Do this »
Keep only the lines of the data below that contain "Rank", and copy them.

Provided material »
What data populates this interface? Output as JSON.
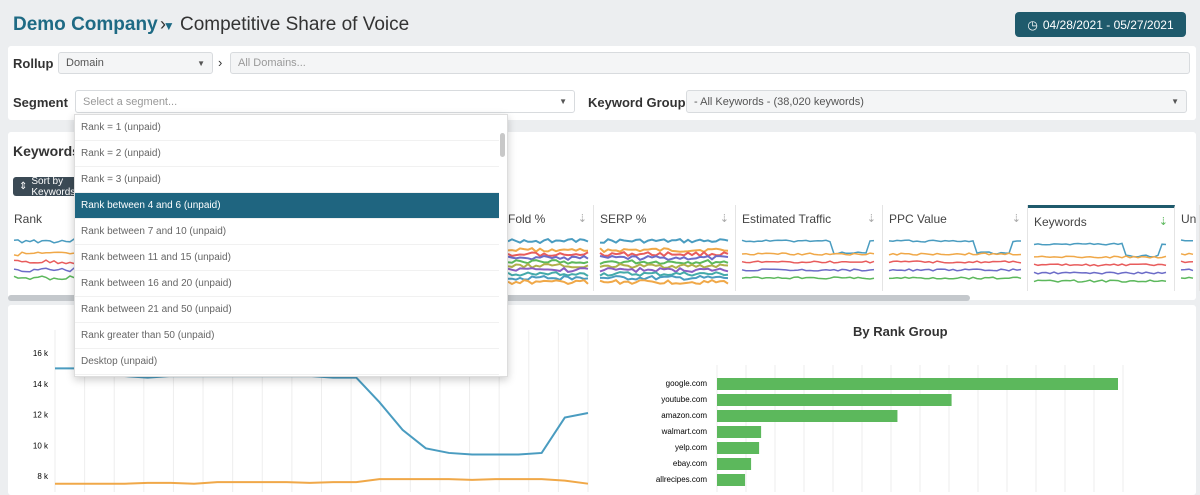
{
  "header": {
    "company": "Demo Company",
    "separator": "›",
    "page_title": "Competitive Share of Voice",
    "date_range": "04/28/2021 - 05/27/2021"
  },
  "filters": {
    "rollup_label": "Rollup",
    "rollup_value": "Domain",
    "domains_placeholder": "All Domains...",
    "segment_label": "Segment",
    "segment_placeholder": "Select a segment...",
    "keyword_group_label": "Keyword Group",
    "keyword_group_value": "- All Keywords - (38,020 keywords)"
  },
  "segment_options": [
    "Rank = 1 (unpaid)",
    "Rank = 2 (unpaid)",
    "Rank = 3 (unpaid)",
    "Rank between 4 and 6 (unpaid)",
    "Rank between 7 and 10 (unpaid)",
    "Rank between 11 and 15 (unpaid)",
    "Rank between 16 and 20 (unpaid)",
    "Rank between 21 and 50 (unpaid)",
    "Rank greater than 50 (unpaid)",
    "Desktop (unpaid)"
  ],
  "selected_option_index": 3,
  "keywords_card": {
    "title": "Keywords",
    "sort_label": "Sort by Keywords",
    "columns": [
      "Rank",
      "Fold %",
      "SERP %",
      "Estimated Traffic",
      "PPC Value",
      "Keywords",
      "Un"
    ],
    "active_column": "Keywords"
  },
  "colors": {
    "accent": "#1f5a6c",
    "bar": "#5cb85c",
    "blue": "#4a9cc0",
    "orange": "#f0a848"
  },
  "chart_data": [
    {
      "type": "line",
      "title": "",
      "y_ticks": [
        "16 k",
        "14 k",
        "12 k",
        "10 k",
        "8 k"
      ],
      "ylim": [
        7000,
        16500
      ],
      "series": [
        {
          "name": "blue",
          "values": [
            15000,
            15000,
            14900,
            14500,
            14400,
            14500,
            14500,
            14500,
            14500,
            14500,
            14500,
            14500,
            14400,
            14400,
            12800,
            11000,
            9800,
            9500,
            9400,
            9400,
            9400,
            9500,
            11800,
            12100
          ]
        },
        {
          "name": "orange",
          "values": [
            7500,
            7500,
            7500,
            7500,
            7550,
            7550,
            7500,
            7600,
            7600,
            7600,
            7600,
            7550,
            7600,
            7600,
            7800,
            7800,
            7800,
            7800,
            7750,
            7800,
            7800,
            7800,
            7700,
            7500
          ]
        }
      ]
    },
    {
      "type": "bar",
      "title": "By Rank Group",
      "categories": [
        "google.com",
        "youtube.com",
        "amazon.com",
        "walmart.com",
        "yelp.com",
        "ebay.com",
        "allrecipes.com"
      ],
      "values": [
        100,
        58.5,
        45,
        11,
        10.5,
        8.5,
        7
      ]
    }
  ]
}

--

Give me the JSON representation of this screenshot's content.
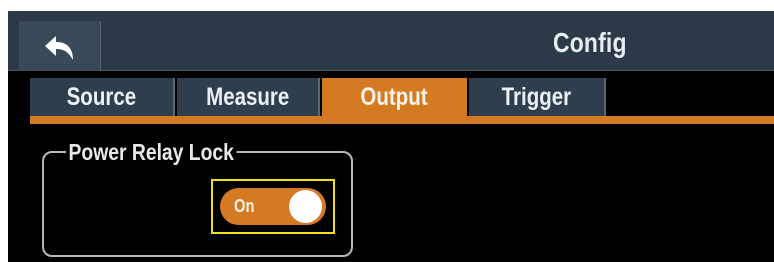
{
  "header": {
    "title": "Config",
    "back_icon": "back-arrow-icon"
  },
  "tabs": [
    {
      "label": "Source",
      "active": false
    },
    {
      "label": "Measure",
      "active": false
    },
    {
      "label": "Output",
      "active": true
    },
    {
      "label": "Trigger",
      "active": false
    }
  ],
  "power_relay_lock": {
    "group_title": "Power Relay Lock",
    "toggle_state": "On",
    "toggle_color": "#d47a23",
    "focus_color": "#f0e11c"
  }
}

==

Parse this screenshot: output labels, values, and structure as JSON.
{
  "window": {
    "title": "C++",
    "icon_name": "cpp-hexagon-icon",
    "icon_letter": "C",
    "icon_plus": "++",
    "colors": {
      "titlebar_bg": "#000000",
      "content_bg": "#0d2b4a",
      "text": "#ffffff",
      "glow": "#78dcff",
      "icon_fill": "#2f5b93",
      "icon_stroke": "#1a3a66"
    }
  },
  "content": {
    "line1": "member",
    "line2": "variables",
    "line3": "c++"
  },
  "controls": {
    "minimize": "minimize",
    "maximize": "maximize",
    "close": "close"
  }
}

Solution to this task »
    "Rank = 1 (unpaid)",
    "Rank = 2 (unpaid)",
    "Rank = 3 (unpaid)",
    "Rank between 4 and 6 (unpaid)",
    "Rank between 7 and 10 (unpaid)",
    "Rank between 11 and 15 (unpaid)",
    "Rank between 16 and 20 (unpaid)",
    "Rank between 21 and 50 (unpaid)",
    "Rank greater than 50 (unpaid)",
      "Rank",
      "title": "By Rank Group",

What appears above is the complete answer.